** start Available data **

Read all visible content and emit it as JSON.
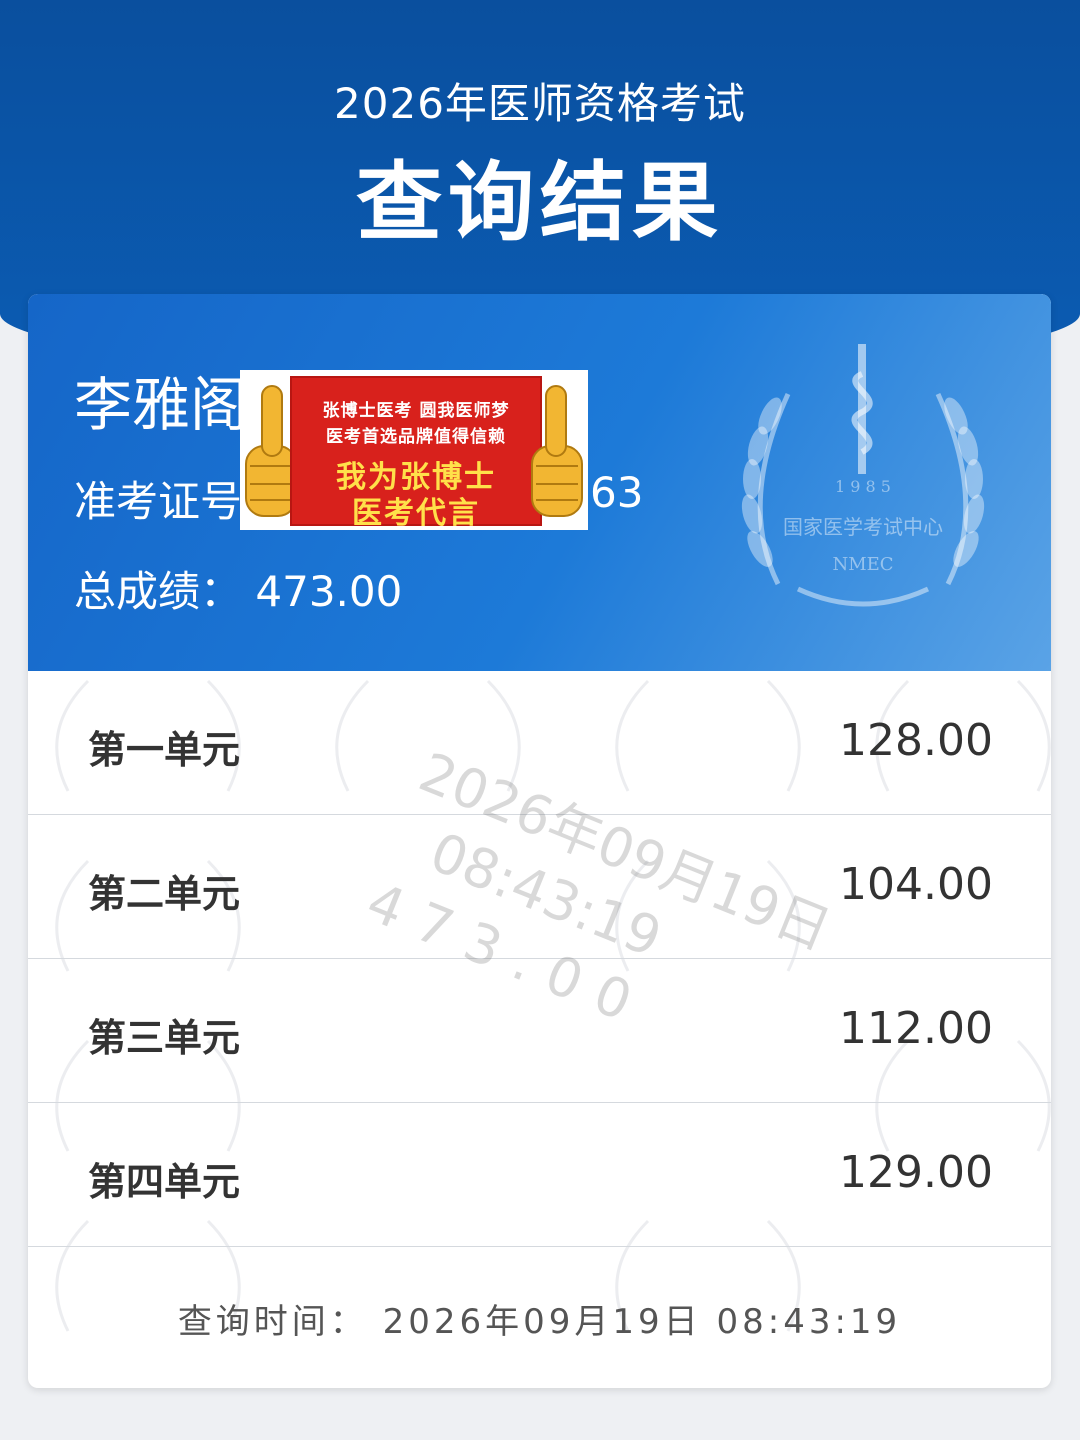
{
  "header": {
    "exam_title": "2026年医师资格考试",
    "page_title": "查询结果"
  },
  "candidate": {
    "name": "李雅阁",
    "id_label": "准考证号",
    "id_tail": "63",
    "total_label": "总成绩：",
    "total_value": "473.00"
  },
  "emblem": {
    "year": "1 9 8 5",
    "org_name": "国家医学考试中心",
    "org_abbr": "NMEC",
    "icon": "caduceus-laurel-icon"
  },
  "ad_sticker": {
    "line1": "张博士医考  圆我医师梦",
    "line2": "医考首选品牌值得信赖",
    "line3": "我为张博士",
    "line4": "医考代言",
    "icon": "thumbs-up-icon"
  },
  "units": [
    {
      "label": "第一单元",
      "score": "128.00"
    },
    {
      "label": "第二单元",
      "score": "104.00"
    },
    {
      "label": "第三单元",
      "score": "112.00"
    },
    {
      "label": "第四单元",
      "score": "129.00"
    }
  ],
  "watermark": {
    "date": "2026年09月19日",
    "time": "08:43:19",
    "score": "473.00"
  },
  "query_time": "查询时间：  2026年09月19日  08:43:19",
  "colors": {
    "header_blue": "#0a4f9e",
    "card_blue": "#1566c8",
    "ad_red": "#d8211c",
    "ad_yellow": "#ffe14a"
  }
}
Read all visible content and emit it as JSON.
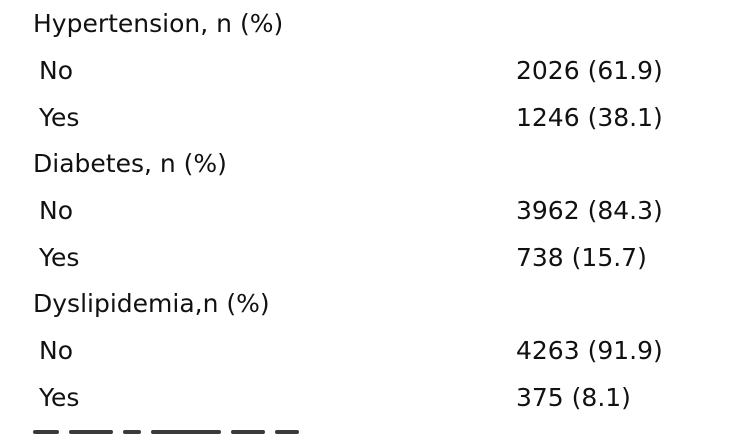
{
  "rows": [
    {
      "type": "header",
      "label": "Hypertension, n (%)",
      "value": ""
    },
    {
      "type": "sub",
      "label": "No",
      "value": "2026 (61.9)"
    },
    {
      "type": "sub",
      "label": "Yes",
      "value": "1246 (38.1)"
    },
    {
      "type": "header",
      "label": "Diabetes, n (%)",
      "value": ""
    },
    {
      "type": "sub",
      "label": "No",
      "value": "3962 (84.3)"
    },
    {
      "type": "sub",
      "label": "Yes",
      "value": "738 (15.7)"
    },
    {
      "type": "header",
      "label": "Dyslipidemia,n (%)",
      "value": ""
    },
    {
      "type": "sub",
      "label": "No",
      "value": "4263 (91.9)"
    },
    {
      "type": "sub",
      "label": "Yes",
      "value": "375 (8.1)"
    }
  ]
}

** end Available data **

Task
Exact duplication of all the records is required; pictures are omitted from the copy.

Response to the exercise
Read all visible content and emit it as JSON.
{
  "header": {
    "exam_title": "2026年医师资格考试",
    "page_title": "查询结果"
  },
  "candidate": {
    "name": "李雅阁",
    "id_label": "准考证号",
    "id_tail": "63",
    "total_label": "总成绩：",
    "total_value": "473.00"
  },
  "emblem": {
    "year": "1 9 8 5",
    "org_name": "国家医学考试中心",
    "org_abbr": "NMEC",
    "icon": "caduceus-laurel-icon"
  },
  "ad_sticker": {
    "line1": "张博士医考  圆我医师梦",
    "line2": "医考首选品牌值得信赖",
    "line3": "我为张博士",
    "line4": "医考代言",
    "icon": "thumbs-up-icon"
  },
  "units": [
    {
      "label": "第一单元",
      "score": "128.00"
    },
    {
      "label": "第二单元",
      "score": "104.00"
    },
    {
      "label": "第三单元",
      "score": "112.00"
    },
    {
      "label": "第四单元",
      "score": "129.00"
    }
  ],
  "watermark": {
    "date": "2026年09月19日",
    "time": "08:43:19",
    "score": "473.00"
  },
  "query_time": "查询时间：  2026年09月19日  08:43:19",
  "colors": {
    "header_blue": "#0a4f9e",
    "card_blue": "#1566c8",
    "ad_red": "#d8211c",
    "ad_yellow": "#ffe14a"
  }
}
Read all visible content and emit it as JSON.
{
  "rows": [
    {
      "type": "header",
      "label": "Hypertension, n (%)",
      "value": ""
    },
    {
      "type": "sub",
      "label": "No",
      "value": "2026 (61.9)"
    },
    {
      "type": "sub",
      "label": "Yes",
      "value": "1246 (38.1)"
    },
    {
      "type": "header",
      "label": "Diabetes, n (%)",
      "value": ""
    },
    {
      "type": "sub",
      "label": "No",
      "value": "3962 (84.3)"
    },
    {
      "type": "sub",
      "label": "Yes",
      "value": "738 (15.7)"
    },
    {
      "type": "header",
      "label": "Dyslipidemia,n (%)",
      "value": ""
    },
    {
      "type": "sub",
      "label": "No",
      "value": "4263 (91.9)"
    },
    {
      "type": "sub",
      "label": "Yes",
      "value": "375 (8.1)"
    }
  ]
}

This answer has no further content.